TO DO
Each entry below should be returned exactly as is, with the pictures removed.

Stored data
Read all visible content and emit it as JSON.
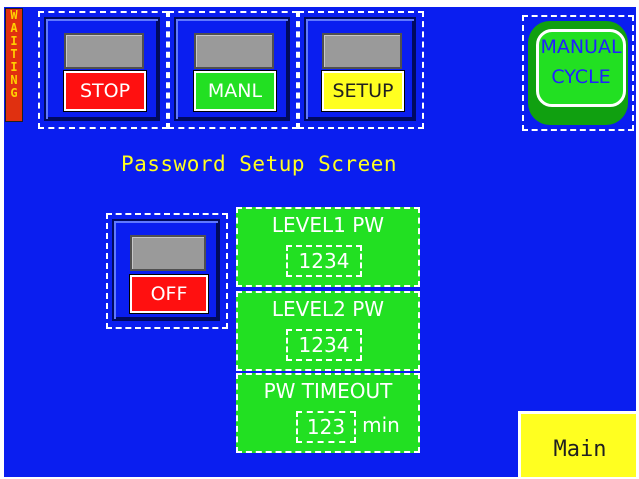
{
  "status": {
    "text": "WAITING",
    "letters": [
      "W",
      "A",
      "I",
      "T",
      "I",
      "N",
      "G"
    ]
  },
  "header_buttons": [
    {
      "label": "STOP",
      "color": "#ff1010"
    },
    {
      "label": "MANL",
      "color": "#22e022"
    },
    {
      "label": "SETUP",
      "color": "#ffff20"
    }
  ],
  "manual_cycle": {
    "line1": "MANUAL",
    "line2": "CYCLE"
  },
  "title": "Password Setup Screen",
  "password_toggle": {
    "label": "OFF",
    "color": "#ff1010"
  },
  "fields": [
    {
      "caption": "LEVEL1 PW",
      "value": "1234",
      "unit": ""
    },
    {
      "caption": "LEVEL2 PW",
      "value": "1234",
      "unit": ""
    },
    {
      "caption": "PW TIMEOUT",
      "value": "123",
      "unit": "min"
    }
  ],
  "main_button": "Main",
  "colors": {
    "background": "#0a1ef0",
    "green": "#22e022",
    "yellow": "#ffff20",
    "red": "#ff1010"
  }
}
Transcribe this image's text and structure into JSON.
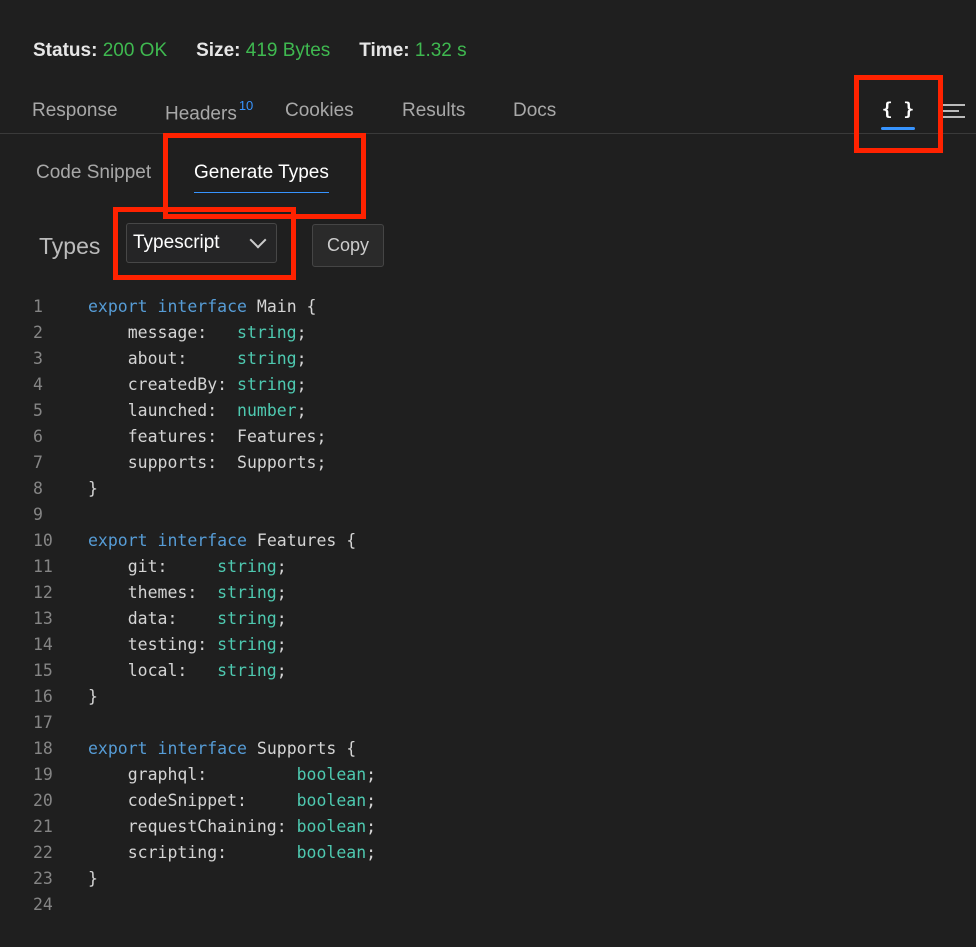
{
  "status": {
    "status_label": "Status:",
    "status_value": "200 OK",
    "size_label": "Size:",
    "size_value": "419 Bytes",
    "time_label": "Time:",
    "time_value": "1.32 s"
  },
  "tabs": {
    "response": "Response",
    "headers": "Headers",
    "headers_count": "10",
    "cookies": "Cookies",
    "results": "Results",
    "docs": "Docs",
    "braces_icon": "{ }"
  },
  "subtabs": {
    "code_snippet": "Code Snippet",
    "generate_types": "Generate Types"
  },
  "types": {
    "label": "Types",
    "selected": "Typescript",
    "copy": "Copy"
  },
  "code": [
    {
      "n": "1",
      "kw": "export interface ",
      "name": "Main {"
    },
    {
      "n": "2",
      "field": "    message:   ",
      "type": "string",
      ";": ";"
    },
    {
      "n": "3",
      "field": "    about:     ",
      "type": "string"
    },
    {
      "n": "4",
      "field": "    createdBy: ",
      "type": "string"
    },
    {
      "n": "5",
      "field": "    launched:  ",
      "type": "number"
    },
    {
      "n": "6",
      "field": "    features:  ",
      "plain": "Features;"
    },
    {
      "n": "7",
      "field": "    supports:  ",
      "plain": "Supports;"
    },
    {
      "n": "8",
      "plain": "}"
    },
    {
      "n": "9"
    },
    {
      "n": "10",
      "kw": "export interface ",
      "name": "Features {"
    },
    {
      "n": "11",
      "field": "    git:     ",
      "type": "string"
    },
    {
      "n": "12",
      "field": "    themes:  ",
      "type": "string"
    },
    {
      "n": "13",
      "field": "    data:    ",
      "type": "string"
    },
    {
      "n": "14",
      "field": "    testing: ",
      "type": "string"
    },
    {
      "n": "15",
      "field": "    local:   ",
      "type": "string"
    },
    {
      "n": "16",
      "plain": "}"
    },
    {
      "n": "17"
    },
    {
      "n": "18",
      "kw": "export interface ",
      "name": "Supports {"
    },
    {
      "n": "19",
      "field": "    graphql:         ",
      "type": "boolean"
    },
    {
      "n": "20",
      "field": "    codeSnippet:     ",
      "type": "boolean"
    },
    {
      "n": "21",
      "field": "    requestChaining: ",
      "type": "boolean"
    },
    {
      "n": "22",
      "field": "    scripting:       ",
      "type": "boolean"
    },
    {
      "n": "23",
      "plain": "}"
    },
    {
      "n": "24"
    }
  ],
  "colors": {
    "accent": "#3794ff",
    "success": "#3fb950",
    "highlight": "#ff2200",
    "type": "#4ec9b0",
    "keyword": "#569cd6"
  }
}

TASK RESPONSE
Read all visible content and emit it as JSON.
{
  "status": {
    "text": "WAITING",
    "letters": [
      "W",
      "A",
      "I",
      "T",
      "I",
      "N",
      "G"
    ]
  },
  "header_buttons": [
    {
      "label": "STOP",
      "color": "#ff1010"
    },
    {
      "label": "MANL",
      "color": "#22e022"
    },
    {
      "label": "SETUP",
      "color": "#ffff20"
    }
  ],
  "manual_cycle": {
    "line1": "MANUAL",
    "line2": "CYCLE"
  },
  "title": "Password Setup Screen",
  "password_toggle": {
    "label": "OFF",
    "color": "#ff1010"
  },
  "fields": [
    {
      "caption": "LEVEL1 PW",
      "value": "1234",
      "unit": ""
    },
    {
      "caption": "LEVEL2 PW",
      "value": "1234",
      "unit": ""
    },
    {
      "caption": "PW TIMEOUT",
      "value": "123",
      "unit": "min"
    }
  ],
  "main_button": "Main",
  "colors": {
    "background": "#0a1ef0",
    "green": "#22e022",
    "yellow": "#ffff20",
    "red": "#ff1010"
  }
}
Transcribe this image's text and structure into JSON.
{
  "status": {
    "status_label": "Status:",
    "status_value": "200 OK",
    "size_label": "Size:",
    "size_value": "419 Bytes",
    "time_label": "Time:",
    "time_value": "1.32 s"
  },
  "tabs": {
    "response": "Response",
    "headers": "Headers",
    "headers_count": "10",
    "cookies": "Cookies",
    "results": "Results",
    "docs": "Docs",
    "braces_icon": "{ }"
  },
  "subtabs": {
    "code_snippet": "Code Snippet",
    "generate_types": "Generate Types"
  },
  "types": {
    "label": "Types",
    "selected": "Typescript",
    "copy": "Copy"
  },
  "code": [
    {
      "n": "1",
      "kw": "export interface ",
      "name": "Main {"
    },
    {
      "n": "2",
      "field": "    message:   ",
      "type": "string",
      ";": ";"
    },
    {
      "n": "3",
      "field": "    about:     ",
      "type": "string"
    },
    {
      "n": "4",
      "field": "    createdBy: ",
      "type": "string"
    },
    {
      "n": "5",
      "field": "    launched:  ",
      "type": "number"
    },
    {
      "n": "6",
      "field": "    features:  ",
      "plain": "Features;"
    },
    {
      "n": "7",
      "field": "    supports:  ",
      "plain": "Supports;"
    },
    {
      "n": "8",
      "plain": "}"
    },
    {
      "n": "9"
    },
    {
      "n": "10",
      "kw": "export interface ",
      "name": "Features {"
    },
    {
      "n": "11",
      "field": "    git:     ",
      "type": "string"
    },
    {
      "n": "12",
      "field": "    themes:  ",
      "type": "string"
    },
    {
      "n": "13",
      "field": "    data:    ",
      "type": "string"
    },
    {
      "n": "14",
      "field": "    testing: ",
      "type": "string"
    },
    {
      "n": "15",
      "field": "    local:   ",
      "type": "string"
    },
    {
      "n": "16",
      "plain": "}"
    },
    {
      "n": "17"
    },
    {
      "n": "18",
      "kw": "export interface ",
      "name": "Supports {"
    },
    {
      "n": "19",
      "field": "    graphql:         ",
      "type": "boolean"
    },
    {
      "n": "20",
      "field": "    codeSnippet:     ",
      "type": "boolean"
    },
    {
      "n": "21",
      "field": "    requestChaining: ",
      "type": "boolean"
    },
    {
      "n": "22",
      "field": "    scripting:       ",
      "type": "boolean"
    },
    {
      "n": "23",
      "plain": "}"
    },
    {
      "n": "24"
    }
  ],
  "colors": {
    "accent": "#3794ff",
    "success": "#3fb950",
    "highlight": "#ff2200",
    "type": "#4ec9b0",
    "keyword": "#569cd6"
  }
}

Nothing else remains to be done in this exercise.